— start of EXCERPTED DATA —
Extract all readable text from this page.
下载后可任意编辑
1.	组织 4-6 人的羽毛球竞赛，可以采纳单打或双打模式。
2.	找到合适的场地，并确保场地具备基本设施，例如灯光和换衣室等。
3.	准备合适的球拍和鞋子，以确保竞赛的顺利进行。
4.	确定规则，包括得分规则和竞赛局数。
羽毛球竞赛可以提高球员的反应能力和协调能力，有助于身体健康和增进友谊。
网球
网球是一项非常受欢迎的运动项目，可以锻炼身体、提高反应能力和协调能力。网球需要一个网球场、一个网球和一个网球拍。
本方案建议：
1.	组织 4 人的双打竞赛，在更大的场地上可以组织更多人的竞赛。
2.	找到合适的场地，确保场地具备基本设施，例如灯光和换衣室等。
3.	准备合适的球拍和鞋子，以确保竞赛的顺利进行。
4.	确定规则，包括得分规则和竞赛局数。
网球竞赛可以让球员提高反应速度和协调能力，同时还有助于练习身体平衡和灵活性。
— end of EXCERPTED DATA —
◆ **YOUR TASK**
Give all the entries again exactly; leave none out.

◆ **EXERCISE RESULT**
Extract all readable text from this page.
下载后可任意编辑
1.	组织 4-6 人的羽毛球竞赛，可以采纳单打或双打模式。
2.	找到合适的场地，并确保场地具备基本设施，例如灯光和换衣室等。
3.	准备合适的球拍和鞋子，以确保竞赛的顺利进行。
4.	确定规则，包括得分规则和竞赛局数。
羽毛球竞赛可以提高球员的反应能力和协调能力，有助于身体健康和增进友谊。
网球
网球是一项非常受欢迎的运动项目，可以锻炼身体、提高反应能力和协调能力。网球需要一个网球场、一个网球和一个网球拍。
本方案建议：
1.	组织 4 人的双打竞赛，在更大的场地上可以组织更多人的竞赛。
2.	找到合适的场地，确保场地具备基本设施，例如灯光和换衣室等。
3.	准备合适的球拍和鞋子，以确保竞赛的顺利进行。
4.	确定规则，包括得分规则和竞赛局数。
网球竞赛可以让球员提高反应速度和协调能力，同时还有助于练习身体平衡和灵活性。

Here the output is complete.